Entries with figure data

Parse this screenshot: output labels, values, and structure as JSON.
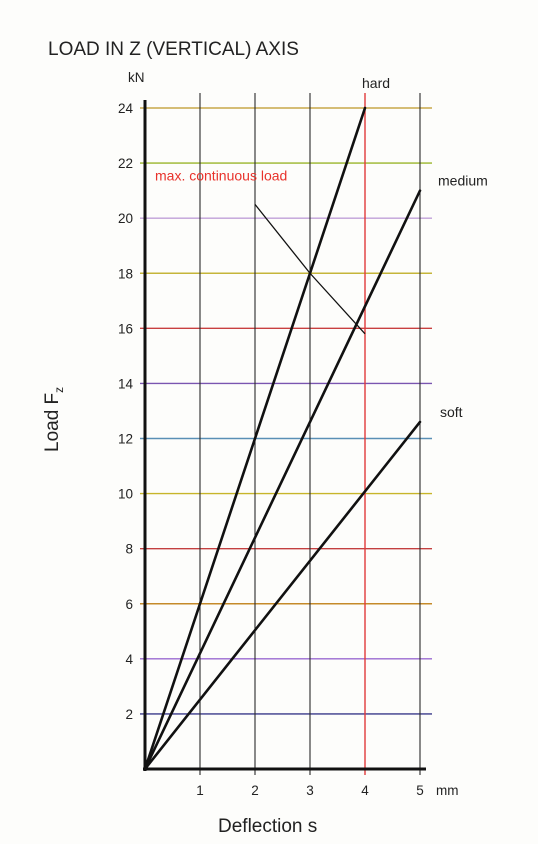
{
  "chart_data": {
    "type": "line",
    "title": "LOAD IN Z (VERTICAL) AXIS",
    "xlabel": "Deflection s",
    "ylabel": "Load F",
    "ylabel_sub": "z",
    "y_unit": "kN",
    "x_unit": "mm",
    "xlim": [
      0,
      5
    ],
    "ylim": [
      0,
      24
    ],
    "x_ticks": [
      "1",
      "2",
      "3",
      "4",
      "5"
    ],
    "y_ticks": [
      "2",
      "4",
      "6",
      "8",
      "10",
      "12",
      "14",
      "16",
      "18",
      "20",
      "22",
      "24"
    ],
    "grid": true,
    "series": [
      {
        "name": "hard",
        "x": [
          0,
          4
        ],
        "y": [
          0,
          24
        ]
      },
      {
        "name": "medium",
        "x": [
          0,
          5
        ],
        "y": [
          0,
          21
        ]
      },
      {
        "name": "soft",
        "x": [
          0,
          5
        ],
        "y": [
          0,
          12.6
        ]
      }
    ],
    "annotations": [
      {
        "text": "max. continuous load",
        "line": {
          "x": [
            3.0,
            2.0
          ],
          "y": [
            18,
            20.5
          ]
        },
        "color": "#e8322b"
      },
      {
        "line": {
          "x": [
            3.0,
            4.0
          ],
          "y": [
            18,
            15.8
          ]
        }
      },
      {
        "vline": 4,
        "color": "#e03a3a"
      }
    ],
    "gridline_colors": {
      "horizontal": [
        "#3a3a8a",
        "#9a6ad0",
        "#c58a2a",
        "#c34040",
        "#c7b52a",
        "#5a8fb5",
        "#7a55b0",
        "#c84040",
        "#c5b53a",
        "#c0a0d8",
        "#9ab52a",
        "#c8a84a"
      ],
      "vertical": "#2a2a2a",
      "max_load_line": "#e03a3a"
    }
  }
}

▶ [GIVEN REQUEST]:
Print out the material word for word, omitting the pictures.

▶ [EXERCISE RESPONSE]:
Parse this screenshot: output labels, values, and structure as JSON.
{
  "chart_data": {
    "type": "line",
    "title": "LOAD IN Z (VERTICAL) AXIS",
    "xlabel": "Deflection s",
    "ylabel": "Load F",
    "ylabel_sub": "z",
    "y_unit": "kN",
    "x_unit": "mm",
    "xlim": [
      0,
      5
    ],
    "ylim": [
      0,
      24
    ],
    "x_ticks": [
      "1",
      "2",
      "3",
      "4",
      "5"
    ],
    "y_ticks": [
      "2",
      "4",
      "6",
      "8",
      "10",
      "12",
      "14",
      "16",
      "18",
      "20",
      "22",
      "24"
    ],
    "grid": true,
    "series": [
      {
        "name": "hard",
        "x": [
          0,
          4
        ],
        "y": [
          0,
          24
        ]
      },
      {
        "name": "medium",
        "x": [
          0,
          5
        ],
        "y": [
          0,
          21
        ]
      },
      {
        "name": "soft",
        "x": [
          0,
          5
        ],
        "y": [
          0,
          12.6
        ]
      }
    ],
    "annotations": [
      {
        "text": "max. continuous load",
        "line": {
          "x": [
            3.0,
            2.0
          ],
          "y": [
            18,
            20.5
          ]
        },
        "color": "#e8322b"
      },
      {
        "line": {
          "x": [
            3.0,
            4.0
          ],
          "y": [
            18,
            15.8
          ]
        }
      },
      {
        "vline": 4,
        "color": "#e03a3a"
      }
    ],
    "gridline_colors": {
      "horizontal": [
        "#3a3a8a",
        "#9a6ad0",
        "#c58a2a",
        "#c34040",
        "#c7b52a",
        "#5a8fb5",
        "#7a55b0",
        "#c84040",
        "#c5b53a",
        "#c0a0d8",
        "#9ab52a",
        "#c8a84a"
      ],
      "vertical": "#2a2a2a",
      "max_load_line": "#e03a3a"
    }
  }
}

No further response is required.